Entries from a dataset:
########################################

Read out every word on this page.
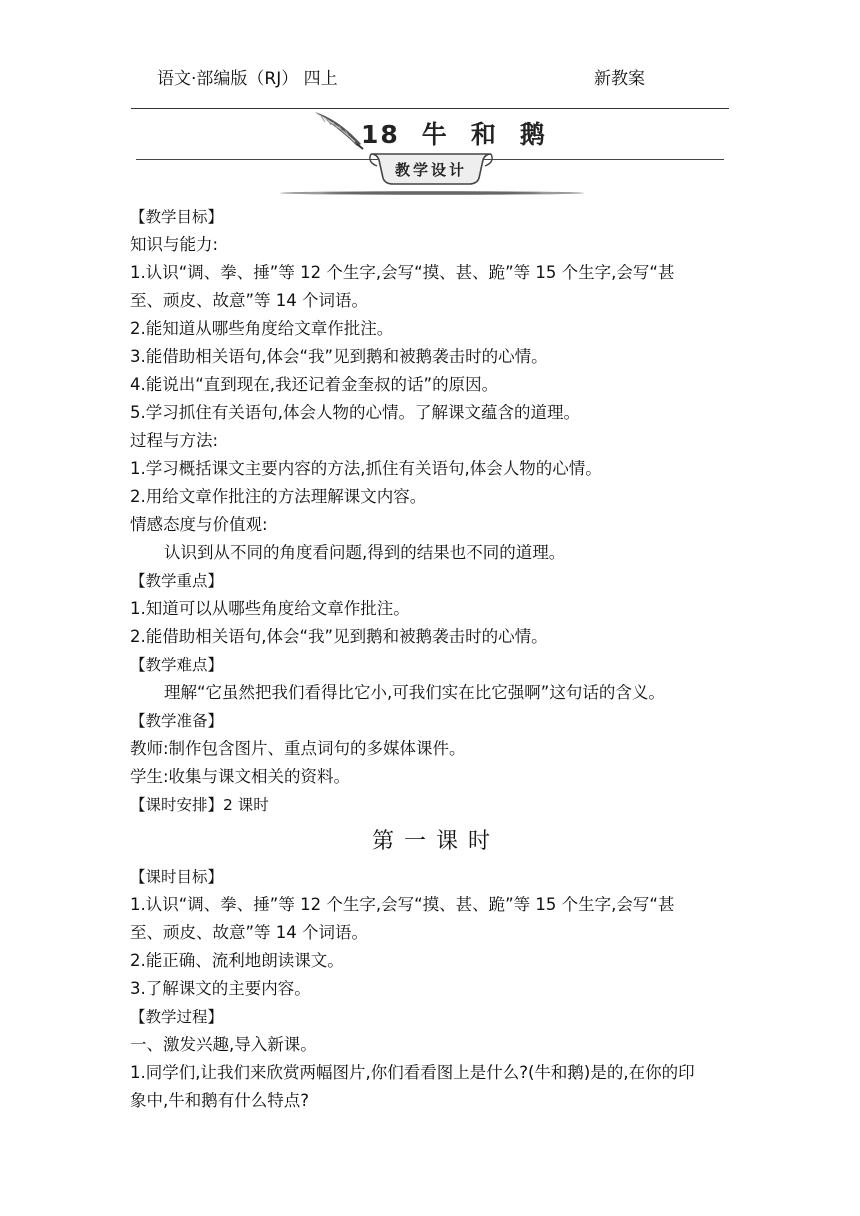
语文·部编版（RJ） 四上	新教案
18 牛 和 鹅
教学设计
【教学目标】
知识与能力:
1.认识“调、拳、捶”等 12 个生字,会写“摸、甚、跪”等 15 个生字,会写“甚
至、顽皮、故意”等 14 个词语。
2.能知道从哪些角度给文章作批注。
3.能借助相关语句,体会“我”见到鹅和被鹅袭击时的心情。
4.能说出“直到现在,我还记着金奎叔的话”的原因。
5.学习抓住有关语句,体会人物的心情。了解课文蕴含的道理。
过程与方法:
1.学习概括课文主要内容的方法,抓住有关语句,体会人物的心情。
2.用给文章作批注的方法理解课文内容。
情感态度与价值观:
认识到从不同的角度看问题,得到的结果也不同的道理。
【教学重点】
1.知道可以从哪些角度给文章作批注。
2.能借助相关语句,体会“我”见到鹅和被鹅袭击时的心情。
【教学难点】
理解“它虽然把我们看得比它小,可我们实在比它强啊”这句话的含义。
【教学准备】
教师:制作包含图片、重点词句的多媒体课件。
学生:收集与课文相关的资料。
【课时安排】2 课时
第一课时
【课时目标】
1.认识“调、拳、捶”等 12 个生字,会写“摸、甚、跪”等 15 个生字,会写“甚
至、顽皮、故意”等 14 个词语。
2.能正确、流利地朗读课文。
3.了解课文的主要内容。
【教学过程】
一、激发兴趣,导入新课。
1.同学们,让我们来欣赏两幅图片,你们看看图上是什么?(牛和鹅)是的,在你的印
象中,牛和鹅有什么特点?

########################################

- Task instructions -
Copy every line above that holds the word "体会人物的心情".

- Result of this task -
5.学习抓住有关语句,体会人物的心情。了解课文蕴含的道理。
1.学习概括课文主要内容的方法,抓住有关语句,体会人物的心情。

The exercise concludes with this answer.